Passage:
--- Start ---

Getting up to speed on the final regulations for deferred compensation.

AuthorMisher, Norman J.

Section 409A of the Internal Revenue Code of 1986 requires that nonqualified deferred compensation plans meet specific requirements relating to the timing of deferral elections, the time and manner in which distributions may be made, and the circumstances under which amounts previously deferred may be either further deferred or accelerated. If these requirements are not met, the amount deferred is generally included in the income of an employee in the year in which the employee became vested in the right to receive the compensation, a 20-percent additional tax is imposed on that income, and an interest charge may also be imposed.

In April 2007, the Internal Revenue Service issued final regulations under section 409A that address many (but by no means all) of the questions that have arisen regarding the application of the complex provisions of the statutory provision to deferred compensation plans. The final regulations are effective on January 1, 2008, and, thus, all deferred compensation plans subject to section 409A must be in full compliance by the end of this year. This article provides an overview of key topics covered by the final regulations, with a particular focus on issues that were not addressed, or that were addressed differently in the notices and proposed regulations that preceded the final regulations.

--- End ---

(Items drawn from a data source)
--- Start ---

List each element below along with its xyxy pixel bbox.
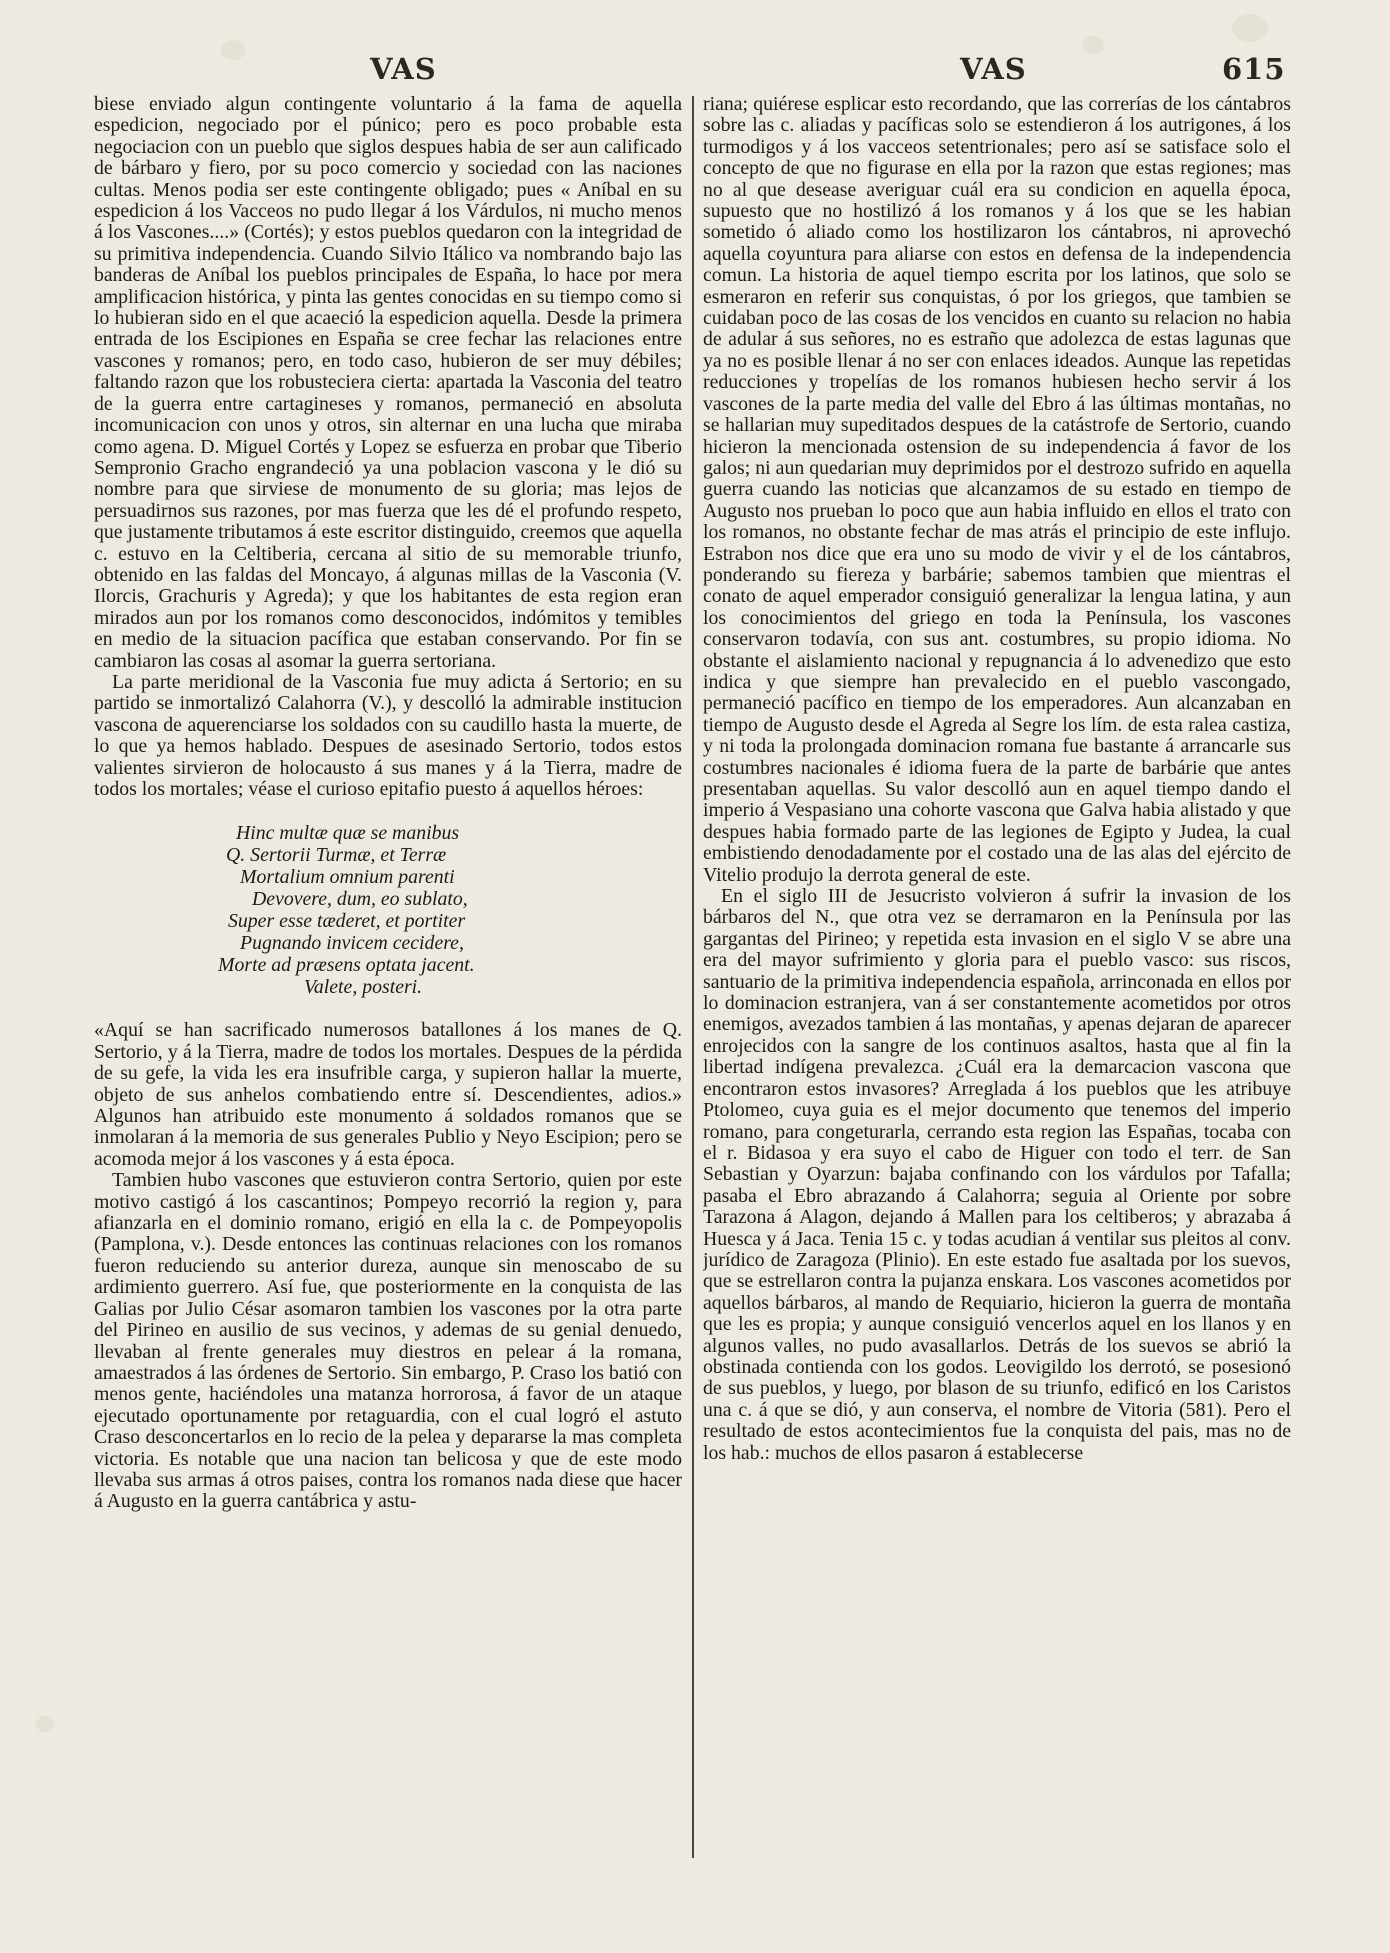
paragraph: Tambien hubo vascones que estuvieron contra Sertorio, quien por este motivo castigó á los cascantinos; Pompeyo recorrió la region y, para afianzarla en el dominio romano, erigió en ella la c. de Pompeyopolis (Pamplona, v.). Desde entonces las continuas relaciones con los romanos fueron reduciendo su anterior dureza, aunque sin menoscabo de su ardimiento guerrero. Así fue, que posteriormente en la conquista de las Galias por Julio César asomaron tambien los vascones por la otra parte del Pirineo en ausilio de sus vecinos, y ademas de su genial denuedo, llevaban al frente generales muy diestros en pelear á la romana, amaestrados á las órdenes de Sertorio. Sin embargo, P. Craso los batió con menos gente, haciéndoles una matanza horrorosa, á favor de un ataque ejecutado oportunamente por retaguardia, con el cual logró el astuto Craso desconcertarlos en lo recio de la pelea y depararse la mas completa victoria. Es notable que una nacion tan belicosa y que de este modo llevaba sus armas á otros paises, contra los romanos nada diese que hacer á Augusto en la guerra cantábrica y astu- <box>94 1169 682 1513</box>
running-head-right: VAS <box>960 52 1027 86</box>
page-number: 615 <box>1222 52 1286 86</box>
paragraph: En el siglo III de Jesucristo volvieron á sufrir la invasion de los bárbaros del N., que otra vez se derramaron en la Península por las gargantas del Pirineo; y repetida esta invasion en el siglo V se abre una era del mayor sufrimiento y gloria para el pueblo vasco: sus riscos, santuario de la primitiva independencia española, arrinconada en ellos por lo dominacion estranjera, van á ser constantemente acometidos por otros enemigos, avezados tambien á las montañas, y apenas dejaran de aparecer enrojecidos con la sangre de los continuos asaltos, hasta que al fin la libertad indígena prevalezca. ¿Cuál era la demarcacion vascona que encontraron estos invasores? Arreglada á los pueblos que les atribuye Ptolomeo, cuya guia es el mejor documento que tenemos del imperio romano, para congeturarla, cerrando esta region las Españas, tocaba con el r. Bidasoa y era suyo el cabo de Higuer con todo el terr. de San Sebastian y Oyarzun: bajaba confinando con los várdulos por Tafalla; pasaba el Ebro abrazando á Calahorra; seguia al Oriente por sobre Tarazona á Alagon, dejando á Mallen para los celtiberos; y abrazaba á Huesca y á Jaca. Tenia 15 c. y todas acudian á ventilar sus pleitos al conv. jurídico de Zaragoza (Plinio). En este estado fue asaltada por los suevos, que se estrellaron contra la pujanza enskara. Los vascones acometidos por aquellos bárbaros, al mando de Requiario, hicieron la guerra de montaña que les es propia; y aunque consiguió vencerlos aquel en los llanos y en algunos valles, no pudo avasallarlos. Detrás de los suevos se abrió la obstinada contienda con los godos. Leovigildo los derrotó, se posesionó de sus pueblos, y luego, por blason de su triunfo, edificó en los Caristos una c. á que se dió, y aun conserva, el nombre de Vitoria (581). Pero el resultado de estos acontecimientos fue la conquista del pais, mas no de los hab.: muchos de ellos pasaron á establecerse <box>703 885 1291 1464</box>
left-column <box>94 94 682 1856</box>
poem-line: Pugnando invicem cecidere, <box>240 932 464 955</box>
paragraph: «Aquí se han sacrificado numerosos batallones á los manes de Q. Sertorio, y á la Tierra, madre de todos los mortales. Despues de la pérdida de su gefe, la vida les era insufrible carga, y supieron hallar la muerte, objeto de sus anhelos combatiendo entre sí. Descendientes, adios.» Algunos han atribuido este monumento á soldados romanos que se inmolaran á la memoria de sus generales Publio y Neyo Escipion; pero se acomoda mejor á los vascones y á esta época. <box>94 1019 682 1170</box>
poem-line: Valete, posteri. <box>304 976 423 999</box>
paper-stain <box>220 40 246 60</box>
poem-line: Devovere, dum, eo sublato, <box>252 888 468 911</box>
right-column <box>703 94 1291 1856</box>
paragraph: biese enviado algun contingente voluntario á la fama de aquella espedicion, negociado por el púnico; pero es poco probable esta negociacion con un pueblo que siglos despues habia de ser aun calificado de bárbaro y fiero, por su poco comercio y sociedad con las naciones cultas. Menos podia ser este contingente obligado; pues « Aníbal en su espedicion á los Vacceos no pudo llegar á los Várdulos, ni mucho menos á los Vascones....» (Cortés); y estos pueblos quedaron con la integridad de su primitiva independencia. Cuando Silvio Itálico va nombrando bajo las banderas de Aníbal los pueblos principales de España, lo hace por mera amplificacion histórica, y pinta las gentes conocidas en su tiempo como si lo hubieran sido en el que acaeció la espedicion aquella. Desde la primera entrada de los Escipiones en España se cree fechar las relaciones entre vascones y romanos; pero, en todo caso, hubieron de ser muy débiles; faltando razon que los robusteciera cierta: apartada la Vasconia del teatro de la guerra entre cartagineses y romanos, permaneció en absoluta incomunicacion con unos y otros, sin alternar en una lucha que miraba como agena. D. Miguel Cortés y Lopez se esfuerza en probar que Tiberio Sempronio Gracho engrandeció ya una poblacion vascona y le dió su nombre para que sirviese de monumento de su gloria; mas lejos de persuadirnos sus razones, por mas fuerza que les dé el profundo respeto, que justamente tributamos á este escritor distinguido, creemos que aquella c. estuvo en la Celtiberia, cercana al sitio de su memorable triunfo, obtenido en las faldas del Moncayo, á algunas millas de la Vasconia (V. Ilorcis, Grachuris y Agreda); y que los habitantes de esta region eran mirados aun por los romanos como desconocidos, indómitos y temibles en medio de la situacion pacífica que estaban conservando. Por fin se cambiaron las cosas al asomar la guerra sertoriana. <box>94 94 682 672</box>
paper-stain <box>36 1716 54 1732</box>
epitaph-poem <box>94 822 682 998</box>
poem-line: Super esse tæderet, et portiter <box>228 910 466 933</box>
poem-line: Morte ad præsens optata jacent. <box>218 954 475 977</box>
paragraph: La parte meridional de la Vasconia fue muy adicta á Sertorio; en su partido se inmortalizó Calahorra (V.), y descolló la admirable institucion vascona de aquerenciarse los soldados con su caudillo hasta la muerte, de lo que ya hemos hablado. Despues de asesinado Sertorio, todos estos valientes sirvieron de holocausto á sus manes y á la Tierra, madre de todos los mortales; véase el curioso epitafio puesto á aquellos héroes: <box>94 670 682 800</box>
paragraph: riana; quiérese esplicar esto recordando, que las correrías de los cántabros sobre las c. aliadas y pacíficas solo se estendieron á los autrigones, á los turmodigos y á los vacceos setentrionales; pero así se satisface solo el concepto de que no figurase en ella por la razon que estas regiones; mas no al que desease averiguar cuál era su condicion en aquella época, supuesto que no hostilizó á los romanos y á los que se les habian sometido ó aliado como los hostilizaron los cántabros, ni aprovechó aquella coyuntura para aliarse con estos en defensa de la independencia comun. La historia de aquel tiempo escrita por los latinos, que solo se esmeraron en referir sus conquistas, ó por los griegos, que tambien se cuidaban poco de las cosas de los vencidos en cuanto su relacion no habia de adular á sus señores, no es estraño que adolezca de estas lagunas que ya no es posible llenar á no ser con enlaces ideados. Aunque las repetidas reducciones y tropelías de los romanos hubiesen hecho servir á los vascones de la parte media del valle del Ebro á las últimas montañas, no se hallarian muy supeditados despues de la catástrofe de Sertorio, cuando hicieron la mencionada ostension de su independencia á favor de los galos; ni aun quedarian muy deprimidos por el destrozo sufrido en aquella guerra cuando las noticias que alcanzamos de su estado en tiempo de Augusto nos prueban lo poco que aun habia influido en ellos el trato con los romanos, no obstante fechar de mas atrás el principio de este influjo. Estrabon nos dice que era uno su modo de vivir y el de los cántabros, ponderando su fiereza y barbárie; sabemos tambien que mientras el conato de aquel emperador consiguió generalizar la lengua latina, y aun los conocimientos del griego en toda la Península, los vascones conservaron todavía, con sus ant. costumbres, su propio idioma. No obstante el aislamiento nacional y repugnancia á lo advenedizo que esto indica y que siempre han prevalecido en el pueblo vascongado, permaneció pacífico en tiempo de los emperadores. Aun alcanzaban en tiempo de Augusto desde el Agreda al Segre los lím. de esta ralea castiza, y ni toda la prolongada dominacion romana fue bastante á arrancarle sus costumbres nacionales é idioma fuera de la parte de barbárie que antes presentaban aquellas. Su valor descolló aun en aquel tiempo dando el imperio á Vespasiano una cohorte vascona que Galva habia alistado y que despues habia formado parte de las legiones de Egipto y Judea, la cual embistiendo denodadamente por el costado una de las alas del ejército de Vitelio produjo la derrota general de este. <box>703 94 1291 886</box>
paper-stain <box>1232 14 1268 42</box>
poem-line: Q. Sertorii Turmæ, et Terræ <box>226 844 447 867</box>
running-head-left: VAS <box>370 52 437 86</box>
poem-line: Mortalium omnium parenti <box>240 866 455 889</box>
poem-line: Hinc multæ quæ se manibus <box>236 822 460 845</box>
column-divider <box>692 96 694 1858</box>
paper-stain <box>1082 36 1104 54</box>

--- End ---

Your goal: Decide whether each statement agrees with the section 409A overview, answering yes or no and quoting the words from the section 409A overview that settle it. 1. The Internal Revenue Service issued the final regulations in April 2007. 2. The final regulations take effect on January 1, 2009. 3. When the requirements are not met, a 10-percent additional tax is imposed on the included income. The lines listed here are not required for this work.

Reply:
1. Yes: "In April 2007, the Internal Revenue Service issued final regulations under section 409A"
2. No: "The final regulations are effective on January 1, 2008"
3. No: "a 20-percent additional tax is imposed on that income"